--- Do this ---
In the records that follow, locate every line with "конкретизации" and extract it.

--- Information shown ---
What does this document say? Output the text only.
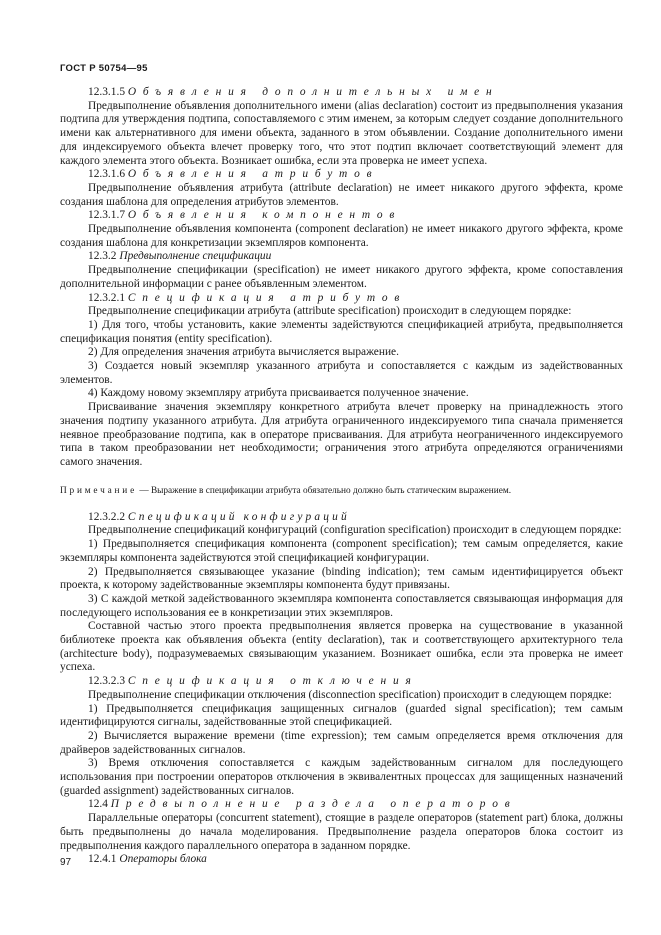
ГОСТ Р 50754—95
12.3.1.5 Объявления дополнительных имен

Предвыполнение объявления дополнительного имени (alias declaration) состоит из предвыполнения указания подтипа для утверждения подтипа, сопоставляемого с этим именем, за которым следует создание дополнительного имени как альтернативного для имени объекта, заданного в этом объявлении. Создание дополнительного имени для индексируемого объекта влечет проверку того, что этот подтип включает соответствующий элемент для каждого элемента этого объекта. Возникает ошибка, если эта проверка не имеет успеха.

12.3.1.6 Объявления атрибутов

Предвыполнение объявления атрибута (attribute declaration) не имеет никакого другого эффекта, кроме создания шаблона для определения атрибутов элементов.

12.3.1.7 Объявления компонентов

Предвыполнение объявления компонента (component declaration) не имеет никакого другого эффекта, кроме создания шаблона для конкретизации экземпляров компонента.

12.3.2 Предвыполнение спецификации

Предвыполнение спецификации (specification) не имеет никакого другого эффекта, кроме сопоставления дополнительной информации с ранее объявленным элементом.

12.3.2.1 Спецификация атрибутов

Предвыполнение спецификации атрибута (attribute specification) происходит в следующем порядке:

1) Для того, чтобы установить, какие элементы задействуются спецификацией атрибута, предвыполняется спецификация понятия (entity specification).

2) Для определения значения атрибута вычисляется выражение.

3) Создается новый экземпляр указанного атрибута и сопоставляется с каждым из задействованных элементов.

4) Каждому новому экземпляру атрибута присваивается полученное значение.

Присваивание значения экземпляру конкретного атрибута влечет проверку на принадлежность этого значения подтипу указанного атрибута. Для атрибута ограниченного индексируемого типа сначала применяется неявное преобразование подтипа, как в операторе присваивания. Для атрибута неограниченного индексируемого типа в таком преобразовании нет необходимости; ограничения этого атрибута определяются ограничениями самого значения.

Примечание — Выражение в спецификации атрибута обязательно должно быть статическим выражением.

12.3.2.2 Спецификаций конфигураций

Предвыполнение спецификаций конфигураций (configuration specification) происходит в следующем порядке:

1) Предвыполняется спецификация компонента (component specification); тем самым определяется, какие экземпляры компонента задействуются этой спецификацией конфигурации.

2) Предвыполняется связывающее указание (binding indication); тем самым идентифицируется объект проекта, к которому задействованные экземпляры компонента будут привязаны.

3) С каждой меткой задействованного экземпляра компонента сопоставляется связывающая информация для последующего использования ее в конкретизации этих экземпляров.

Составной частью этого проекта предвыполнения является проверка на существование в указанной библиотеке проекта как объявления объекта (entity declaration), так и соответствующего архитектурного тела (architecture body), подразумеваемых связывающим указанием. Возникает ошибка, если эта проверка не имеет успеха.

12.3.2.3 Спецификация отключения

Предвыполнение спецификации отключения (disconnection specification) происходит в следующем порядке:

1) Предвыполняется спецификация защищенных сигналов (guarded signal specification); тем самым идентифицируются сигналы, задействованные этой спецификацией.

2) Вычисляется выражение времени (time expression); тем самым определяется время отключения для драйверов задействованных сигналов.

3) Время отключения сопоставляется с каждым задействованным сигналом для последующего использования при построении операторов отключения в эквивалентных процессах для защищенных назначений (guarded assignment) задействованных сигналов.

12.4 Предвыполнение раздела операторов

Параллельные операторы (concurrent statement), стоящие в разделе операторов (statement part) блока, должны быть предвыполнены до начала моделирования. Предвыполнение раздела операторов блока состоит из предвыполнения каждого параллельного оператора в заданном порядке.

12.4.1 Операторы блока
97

--- Output for this task ---
Предвыполнение объявления компонента (component declaration) не имеет никакого другого эффекта, кроме создания шаблона для конкретизации экземпляров компонента.
3) С каждой меткой задействованного экземпляра компонента сопоставляется связывающая информация для последующего использования ее в конкретизации этих экземпляров.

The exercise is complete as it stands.